# [WRITTEN PROBLEM]
Give all the lines below again, exactly, with no pictures.

#####

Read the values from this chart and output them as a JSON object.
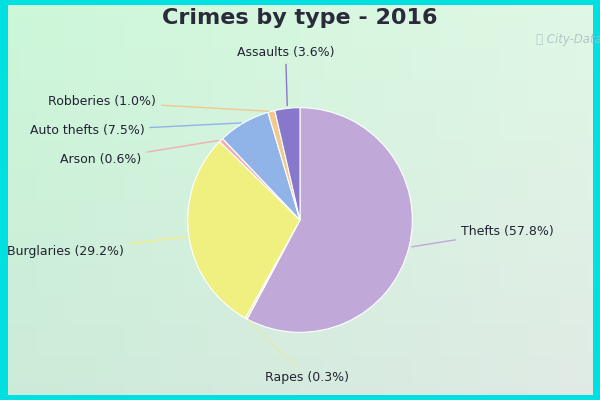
{
  "title": "Crimes by type - 2016",
  "labels": [
    "Thefts",
    "Burglaries",
    "Assaults",
    "Auto thefts",
    "Robberies",
    "Rapes",
    "Arson"
  ],
  "values": [
    57.8,
    29.2,
    3.6,
    7.5,
    1.0,
    0.3,
    0.6
  ],
  "colors": [
    "#c0a8d8",
    "#f0f080",
    "#8878cc",
    "#90b4e8",
    "#f0c890",
    "#e8e8b0",
    "#f0b0b0"
  ],
  "bg_color": "#c8ede0",
  "border_color": "#00e0e0",
  "border_width": 8,
  "title_fontsize": 16,
  "label_fontsize": 9,
  "watermark": "ⓘ City-Data.com",
  "title_color": "#2a2a3a"
}
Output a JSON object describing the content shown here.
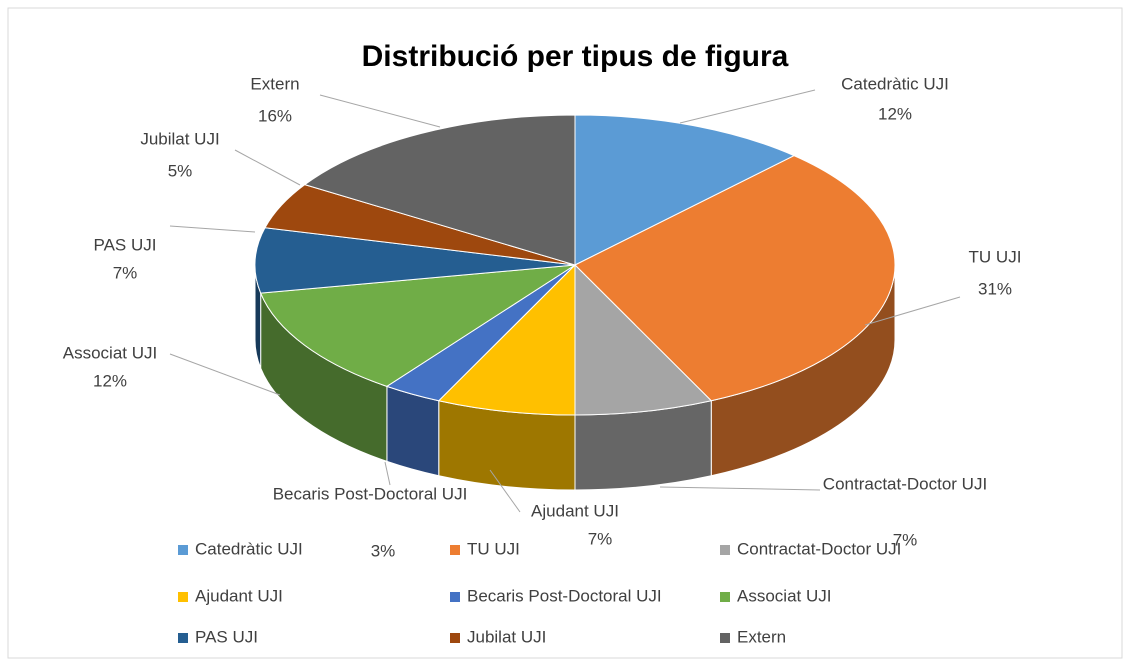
{
  "chart_data": {
    "type": "pie3d",
    "title": "Distribució per tipus de figura",
    "categories": [
      "Catedràtic UJI",
      "TU UJI",
      "Contractat-Doctor UJI",
      "Ajudant  UJI",
      "Becaris Post-Doctoral UJI",
      "Associat UJI",
      "PAS UJI",
      "Jubilat UJI",
      "Extern"
    ],
    "values": [
      12,
      31,
      7,
      7,
      3,
      12,
      7,
      5,
      16
    ],
    "value_labels": [
      "12%",
      "31%",
      "7%",
      "7%",
      "3%",
      "12%",
      "7%",
      "5%",
      "16%"
    ],
    "colors": [
      "#5b9bd5",
      "#ed7d31",
      "#a5a5a5",
      "#ffc000",
      "#4472c4",
      "#70ad47",
      "#255e91",
      "#9e480e",
      "#636363"
    ],
    "legend": "bottom"
  }
}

#####

# [RESULT]
Read the values from this chart and output them as a JSON object.
{
  "title": "Crimes by type - 2016",
  "labels": [
    "Thefts",
    "Burglaries",
    "Assaults",
    "Auto thefts",
    "Robberies",
    "Rapes",
    "Arson"
  ],
  "values": [
    57.8,
    29.2,
    3.6,
    7.5,
    1.0,
    0.3,
    0.6
  ],
  "colors": [
    "#c0a8d8",
    "#f0f080",
    "#8878cc",
    "#90b4e8",
    "#f0c890",
    "#e8e8b0",
    "#f0b0b0"
  ],
  "bg_color": "#c8ede0",
  "border_color": "#00e0e0",
  "border_width": 8,
  "title_fontsize": 16,
  "label_fontsize": 9,
  "watermark": "ⓘ City-Data.com",
  "title_color": "#2a2a3a"
}
Output a JSON object describing the content shown here.
{
  "chart_data": {
    "type": "pie3d",
    "title": "Distribució per tipus de figura",
    "categories": [
      "Catedràtic UJI",
      "TU UJI",
      "Contractat-Doctor UJI",
      "Ajudant  UJI",
      "Becaris Post-Doctoral UJI",
      "Associat UJI",
      "PAS UJI",
      "Jubilat UJI",
      "Extern"
    ],
    "values": [
      12,
      31,
      7,
      7,
      3,
      12,
      7,
      5,
      16
    ],
    "value_labels": [
      "12%",
      "31%",
      "7%",
      "7%",
      "3%",
      "12%",
      "7%",
      "5%",
      "16%"
    ],
    "colors": [
      "#5b9bd5",
      "#ed7d31",
      "#a5a5a5",
      "#ffc000",
      "#4472c4",
      "#70ad47",
      "#255e91",
      "#9e480e",
      "#636363"
    ],
    "legend": "bottom"
  }
}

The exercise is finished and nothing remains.